Structured page parsing data
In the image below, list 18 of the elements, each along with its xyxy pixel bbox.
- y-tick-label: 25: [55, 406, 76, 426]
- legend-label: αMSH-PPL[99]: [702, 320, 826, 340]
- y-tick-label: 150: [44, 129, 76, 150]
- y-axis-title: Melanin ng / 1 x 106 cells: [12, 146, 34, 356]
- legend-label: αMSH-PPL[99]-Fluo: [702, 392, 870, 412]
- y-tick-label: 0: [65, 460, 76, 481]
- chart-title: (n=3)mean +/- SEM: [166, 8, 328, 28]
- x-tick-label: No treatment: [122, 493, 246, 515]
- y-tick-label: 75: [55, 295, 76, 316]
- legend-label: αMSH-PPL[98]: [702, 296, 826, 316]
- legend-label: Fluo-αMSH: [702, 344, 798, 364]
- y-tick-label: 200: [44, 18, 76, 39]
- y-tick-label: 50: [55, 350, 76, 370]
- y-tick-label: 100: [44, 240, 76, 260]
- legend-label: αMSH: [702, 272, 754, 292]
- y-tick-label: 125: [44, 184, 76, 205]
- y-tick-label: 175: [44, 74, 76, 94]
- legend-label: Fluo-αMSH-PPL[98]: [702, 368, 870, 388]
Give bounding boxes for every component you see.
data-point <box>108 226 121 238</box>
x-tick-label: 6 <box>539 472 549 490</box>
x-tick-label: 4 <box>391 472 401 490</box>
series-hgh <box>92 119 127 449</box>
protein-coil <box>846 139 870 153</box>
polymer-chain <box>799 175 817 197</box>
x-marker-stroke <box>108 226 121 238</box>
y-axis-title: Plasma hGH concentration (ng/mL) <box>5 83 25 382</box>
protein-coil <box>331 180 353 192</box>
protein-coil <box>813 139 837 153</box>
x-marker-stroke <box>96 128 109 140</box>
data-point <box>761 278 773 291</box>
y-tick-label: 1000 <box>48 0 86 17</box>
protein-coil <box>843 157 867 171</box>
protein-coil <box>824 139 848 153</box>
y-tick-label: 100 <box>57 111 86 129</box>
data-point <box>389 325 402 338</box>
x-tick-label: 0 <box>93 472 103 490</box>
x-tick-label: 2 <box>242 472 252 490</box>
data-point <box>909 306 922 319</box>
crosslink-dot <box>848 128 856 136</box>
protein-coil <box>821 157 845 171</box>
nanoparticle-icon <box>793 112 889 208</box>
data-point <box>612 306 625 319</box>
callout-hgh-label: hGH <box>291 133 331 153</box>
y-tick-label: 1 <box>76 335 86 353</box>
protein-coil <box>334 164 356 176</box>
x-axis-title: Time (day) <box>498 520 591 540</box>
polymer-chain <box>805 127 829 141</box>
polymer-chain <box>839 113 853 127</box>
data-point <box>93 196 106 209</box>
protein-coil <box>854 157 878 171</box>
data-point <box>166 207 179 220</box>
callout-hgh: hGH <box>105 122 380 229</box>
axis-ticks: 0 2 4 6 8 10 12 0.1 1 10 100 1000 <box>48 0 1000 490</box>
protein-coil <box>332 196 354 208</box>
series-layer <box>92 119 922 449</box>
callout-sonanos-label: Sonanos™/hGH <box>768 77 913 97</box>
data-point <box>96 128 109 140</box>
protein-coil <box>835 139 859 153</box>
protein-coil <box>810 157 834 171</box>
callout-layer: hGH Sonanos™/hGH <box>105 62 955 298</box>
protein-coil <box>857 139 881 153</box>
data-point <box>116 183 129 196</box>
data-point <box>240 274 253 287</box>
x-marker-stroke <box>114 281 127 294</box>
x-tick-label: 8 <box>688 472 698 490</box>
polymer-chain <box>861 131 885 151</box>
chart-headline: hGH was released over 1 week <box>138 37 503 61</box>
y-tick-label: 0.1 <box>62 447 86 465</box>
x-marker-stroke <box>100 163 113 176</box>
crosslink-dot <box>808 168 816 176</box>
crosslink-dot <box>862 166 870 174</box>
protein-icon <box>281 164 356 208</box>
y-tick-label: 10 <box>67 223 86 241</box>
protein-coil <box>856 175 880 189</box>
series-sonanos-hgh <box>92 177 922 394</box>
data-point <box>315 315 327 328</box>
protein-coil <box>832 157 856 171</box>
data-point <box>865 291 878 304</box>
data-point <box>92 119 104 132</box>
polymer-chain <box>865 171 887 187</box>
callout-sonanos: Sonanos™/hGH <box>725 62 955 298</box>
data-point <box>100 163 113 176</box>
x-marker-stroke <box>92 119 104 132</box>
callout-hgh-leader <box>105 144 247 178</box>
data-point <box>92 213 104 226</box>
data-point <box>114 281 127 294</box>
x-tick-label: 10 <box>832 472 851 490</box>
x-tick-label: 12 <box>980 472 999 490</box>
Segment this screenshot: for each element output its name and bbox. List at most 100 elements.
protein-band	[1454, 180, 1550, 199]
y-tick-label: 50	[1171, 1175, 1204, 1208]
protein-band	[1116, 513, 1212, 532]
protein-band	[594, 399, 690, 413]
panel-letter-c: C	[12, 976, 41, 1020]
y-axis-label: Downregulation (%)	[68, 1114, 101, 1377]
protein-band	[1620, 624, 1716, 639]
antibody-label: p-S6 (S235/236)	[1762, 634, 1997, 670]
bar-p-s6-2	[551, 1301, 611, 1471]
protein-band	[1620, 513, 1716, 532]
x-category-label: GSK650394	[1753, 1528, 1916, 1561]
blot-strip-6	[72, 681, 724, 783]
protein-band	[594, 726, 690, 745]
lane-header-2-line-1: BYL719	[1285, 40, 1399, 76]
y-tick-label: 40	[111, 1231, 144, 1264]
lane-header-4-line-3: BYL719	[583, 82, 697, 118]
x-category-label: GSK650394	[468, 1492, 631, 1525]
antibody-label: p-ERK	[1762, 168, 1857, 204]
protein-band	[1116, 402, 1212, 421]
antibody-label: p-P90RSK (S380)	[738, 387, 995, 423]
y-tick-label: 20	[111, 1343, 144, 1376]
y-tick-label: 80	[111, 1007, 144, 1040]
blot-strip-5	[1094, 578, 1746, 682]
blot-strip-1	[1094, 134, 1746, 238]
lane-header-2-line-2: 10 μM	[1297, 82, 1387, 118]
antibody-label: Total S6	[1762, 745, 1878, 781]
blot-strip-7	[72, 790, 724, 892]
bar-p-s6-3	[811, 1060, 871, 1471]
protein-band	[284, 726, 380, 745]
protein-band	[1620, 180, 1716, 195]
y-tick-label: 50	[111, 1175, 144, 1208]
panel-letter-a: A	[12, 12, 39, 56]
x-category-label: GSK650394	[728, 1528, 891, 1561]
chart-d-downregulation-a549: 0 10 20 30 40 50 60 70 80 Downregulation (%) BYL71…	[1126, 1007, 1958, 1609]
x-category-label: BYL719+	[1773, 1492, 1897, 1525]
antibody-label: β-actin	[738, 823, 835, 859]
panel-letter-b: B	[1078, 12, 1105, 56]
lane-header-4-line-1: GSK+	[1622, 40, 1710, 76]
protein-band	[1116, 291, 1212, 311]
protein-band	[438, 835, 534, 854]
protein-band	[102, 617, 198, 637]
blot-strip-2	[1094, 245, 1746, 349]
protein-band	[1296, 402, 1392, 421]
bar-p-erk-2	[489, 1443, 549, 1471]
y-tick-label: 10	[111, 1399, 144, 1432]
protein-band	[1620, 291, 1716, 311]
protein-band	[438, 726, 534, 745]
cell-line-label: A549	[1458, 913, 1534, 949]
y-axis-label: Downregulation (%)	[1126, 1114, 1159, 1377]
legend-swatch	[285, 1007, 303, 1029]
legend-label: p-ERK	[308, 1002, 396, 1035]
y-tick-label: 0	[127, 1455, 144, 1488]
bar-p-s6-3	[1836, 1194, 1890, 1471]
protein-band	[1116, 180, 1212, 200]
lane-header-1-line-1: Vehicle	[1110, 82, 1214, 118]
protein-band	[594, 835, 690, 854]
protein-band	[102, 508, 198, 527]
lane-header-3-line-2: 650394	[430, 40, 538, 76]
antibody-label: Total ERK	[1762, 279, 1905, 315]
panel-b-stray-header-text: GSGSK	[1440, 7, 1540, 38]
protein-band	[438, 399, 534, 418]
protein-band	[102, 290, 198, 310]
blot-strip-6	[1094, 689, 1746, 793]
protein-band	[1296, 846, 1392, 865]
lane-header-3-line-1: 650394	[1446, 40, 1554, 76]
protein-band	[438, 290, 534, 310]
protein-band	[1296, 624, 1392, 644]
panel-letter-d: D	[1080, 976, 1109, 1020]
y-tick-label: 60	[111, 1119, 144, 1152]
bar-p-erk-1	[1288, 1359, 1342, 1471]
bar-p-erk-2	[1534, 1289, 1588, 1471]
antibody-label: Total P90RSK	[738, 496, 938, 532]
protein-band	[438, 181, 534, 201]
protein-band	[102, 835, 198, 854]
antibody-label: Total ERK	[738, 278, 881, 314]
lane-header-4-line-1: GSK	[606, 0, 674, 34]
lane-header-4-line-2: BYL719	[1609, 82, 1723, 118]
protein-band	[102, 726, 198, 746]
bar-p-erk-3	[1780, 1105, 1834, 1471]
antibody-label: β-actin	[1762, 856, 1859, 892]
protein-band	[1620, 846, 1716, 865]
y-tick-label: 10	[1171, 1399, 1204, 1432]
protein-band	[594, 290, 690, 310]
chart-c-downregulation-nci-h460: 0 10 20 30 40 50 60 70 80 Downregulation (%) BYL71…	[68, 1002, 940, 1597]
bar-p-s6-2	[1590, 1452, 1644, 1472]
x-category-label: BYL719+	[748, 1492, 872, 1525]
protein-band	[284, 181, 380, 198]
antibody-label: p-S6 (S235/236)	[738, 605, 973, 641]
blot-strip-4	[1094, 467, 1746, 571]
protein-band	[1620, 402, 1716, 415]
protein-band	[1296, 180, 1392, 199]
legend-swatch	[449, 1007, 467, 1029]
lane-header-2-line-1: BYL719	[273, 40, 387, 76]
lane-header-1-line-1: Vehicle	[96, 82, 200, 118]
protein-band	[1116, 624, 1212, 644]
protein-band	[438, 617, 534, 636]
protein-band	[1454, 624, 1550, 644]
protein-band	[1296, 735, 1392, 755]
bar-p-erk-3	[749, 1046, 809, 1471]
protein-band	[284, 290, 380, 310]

> _Task requirements_
Whichever lines of the data include the word "chain", pull them out.

> _Output for this exercise_
polymer-chain <box>799 175 817 197</box>
polymer-chain <box>805 127 829 141</box>
polymer-chain <box>839 113 853 127</box>
polymer-chain <box>861 131 885 151</box>
polymer-chain <box>865 171 887 187</box>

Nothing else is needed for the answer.